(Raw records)
>>>

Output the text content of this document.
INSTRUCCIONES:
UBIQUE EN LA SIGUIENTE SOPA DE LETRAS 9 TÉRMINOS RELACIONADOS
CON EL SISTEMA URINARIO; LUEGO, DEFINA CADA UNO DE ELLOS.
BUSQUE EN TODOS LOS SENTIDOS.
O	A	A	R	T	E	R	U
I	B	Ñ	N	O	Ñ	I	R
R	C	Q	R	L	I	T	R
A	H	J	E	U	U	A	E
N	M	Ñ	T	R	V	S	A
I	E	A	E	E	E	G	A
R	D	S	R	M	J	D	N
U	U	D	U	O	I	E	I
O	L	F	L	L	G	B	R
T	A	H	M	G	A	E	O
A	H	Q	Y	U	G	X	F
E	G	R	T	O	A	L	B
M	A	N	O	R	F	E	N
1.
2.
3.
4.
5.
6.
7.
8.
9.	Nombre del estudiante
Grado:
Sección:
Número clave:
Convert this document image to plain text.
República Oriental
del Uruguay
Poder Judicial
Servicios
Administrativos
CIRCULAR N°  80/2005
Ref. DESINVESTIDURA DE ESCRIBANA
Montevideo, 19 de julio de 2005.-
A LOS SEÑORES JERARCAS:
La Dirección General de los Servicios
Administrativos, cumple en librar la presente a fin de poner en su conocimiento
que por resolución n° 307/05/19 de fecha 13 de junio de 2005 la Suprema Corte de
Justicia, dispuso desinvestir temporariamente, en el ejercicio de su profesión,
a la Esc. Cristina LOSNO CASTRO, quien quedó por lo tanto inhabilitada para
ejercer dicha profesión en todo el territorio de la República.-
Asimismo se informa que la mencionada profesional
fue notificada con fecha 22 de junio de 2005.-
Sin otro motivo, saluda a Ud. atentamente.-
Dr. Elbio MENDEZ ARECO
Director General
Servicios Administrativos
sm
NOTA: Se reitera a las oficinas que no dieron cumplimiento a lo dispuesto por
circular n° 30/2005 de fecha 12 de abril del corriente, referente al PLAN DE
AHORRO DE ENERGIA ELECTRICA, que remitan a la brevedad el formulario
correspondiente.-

<<<

* Requirements *
Reproduce, exactly and with nothing added, the lines from the one that includes "Convert this document image to plain text." through the last line of the material.

* Solution to this task *
Convert this document image to plain text.
República Oriental
del Uruguay
Poder Judicial
Servicios
Administrativos
CIRCULAR N°  80/2005
Ref. DESINVESTIDURA DE ESCRIBANA
Montevideo, 19 de julio de 2005.-
A LOS SEÑORES JERARCAS:
La Dirección General de los Servicios
Administrativos, cumple en librar la presente a fin de poner en su conocimiento
que por resolución n° 307/05/19 de fecha 13 de junio de 2005 la Suprema Corte de
Justicia, dispuso desinvestir temporariamente, en el ejercicio de su profesión,
a la Esc. Cristina LOSNO CASTRO, quien quedó por lo tanto inhabilitada para
ejercer dicha profesión en todo el territorio de la República.-
Asimismo se informa que la mencionada profesional
fue notificada con fecha 22 de junio de 2005.-
Sin otro motivo, saluda a Ud. atentamente.-
Dr. Elbio MENDEZ ARECO
Director General
Servicios Administrativos
sm
NOTA: Se reitera a las oficinas que no dieron cumplimiento a lo dispuesto por
circular n° 30/2005 de fecha 12 de abril del corriente, referente al PLAN DE
AHORRO DE ENERGIA ELECTRICA, que remitan a la brevedad el formulario
correspondiente.-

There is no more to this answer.